====== SOURCE DATA
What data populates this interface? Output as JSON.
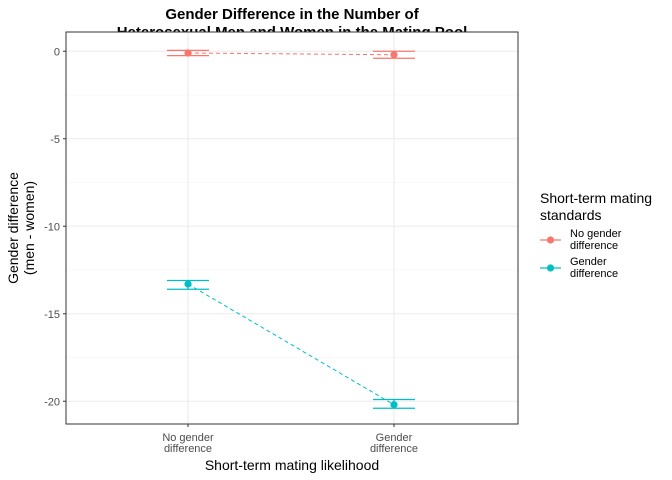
{
  "chart_data": {
    "type": "line",
    "title": [
      "Gender Difference in the Number of",
      "Heterosexual Men and Women in the Mating Pool"
    ],
    "xlabel": "Short-term mating likelihood",
    "ylabel": [
      "Gender difference",
      "(men - women)"
    ],
    "categories": [
      [
        "No gender",
        "difference"
      ],
      [
        "Gender",
        "difference"
      ]
    ],
    "ylim": [
      -21.3,
      1.1
    ],
    "yticks": [
      0,
      -5,
      -10,
      -15,
      -20
    ],
    "grid": true,
    "legend": {
      "title": [
        "Short-term mating",
        "standards"
      ],
      "placement": "right"
    },
    "series": [
      {
        "name": [
          "No gender",
          "difference"
        ],
        "color": "#F8766D",
        "values": [
          -0.1,
          -0.2
        ],
        "error_low": [
          -0.25,
          -0.4
        ],
        "error_high": [
          0.05,
          0.0
        ]
      },
      {
        "name": [
          "Gender",
          "difference"
        ],
        "color": "#00BFC4",
        "values": [
          -13.3,
          -20.2
        ],
        "error_low": [
          -13.6,
          -20.4
        ],
        "error_high": [
          -13.1,
          -19.9
        ]
      }
    ]
  }
}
============
- **DIRECTIVE**: The records above must be echoed exactly, minus their pictures.

- **SOLUTION TO THE EXERCISE**:
What data populates this interface? Output as JSON.
{
  "chart_data": {
    "type": "line",
    "title": [
      "Gender Difference in the Number of",
      "Heterosexual Men and Women in the Mating Pool"
    ],
    "xlabel": "Short-term mating likelihood",
    "ylabel": [
      "Gender difference",
      "(men - women)"
    ],
    "categories": [
      [
        "No gender",
        "difference"
      ],
      [
        "Gender",
        "difference"
      ]
    ],
    "ylim": [
      -21.3,
      1.1
    ],
    "yticks": [
      0,
      -5,
      -10,
      -15,
      -20
    ],
    "grid": true,
    "legend": {
      "title": [
        "Short-term mating",
        "standards"
      ],
      "placement": "right"
    },
    "series": [
      {
        "name": [
          "No gender",
          "difference"
        ],
        "color": "#F8766D",
        "values": [
          -0.1,
          -0.2
        ],
        "error_low": [
          -0.25,
          -0.4
        ],
        "error_high": [
          0.05,
          0.0
        ]
      },
      {
        "name": [
          "Gender",
          "difference"
        ],
        "color": "#00BFC4",
        "values": [
          -13.3,
          -20.2
        ],
        "error_low": [
          -13.6,
          -20.4
        ],
        "error_high": [
          -13.1,
          -19.9
        ]
      }
    ]
  }
}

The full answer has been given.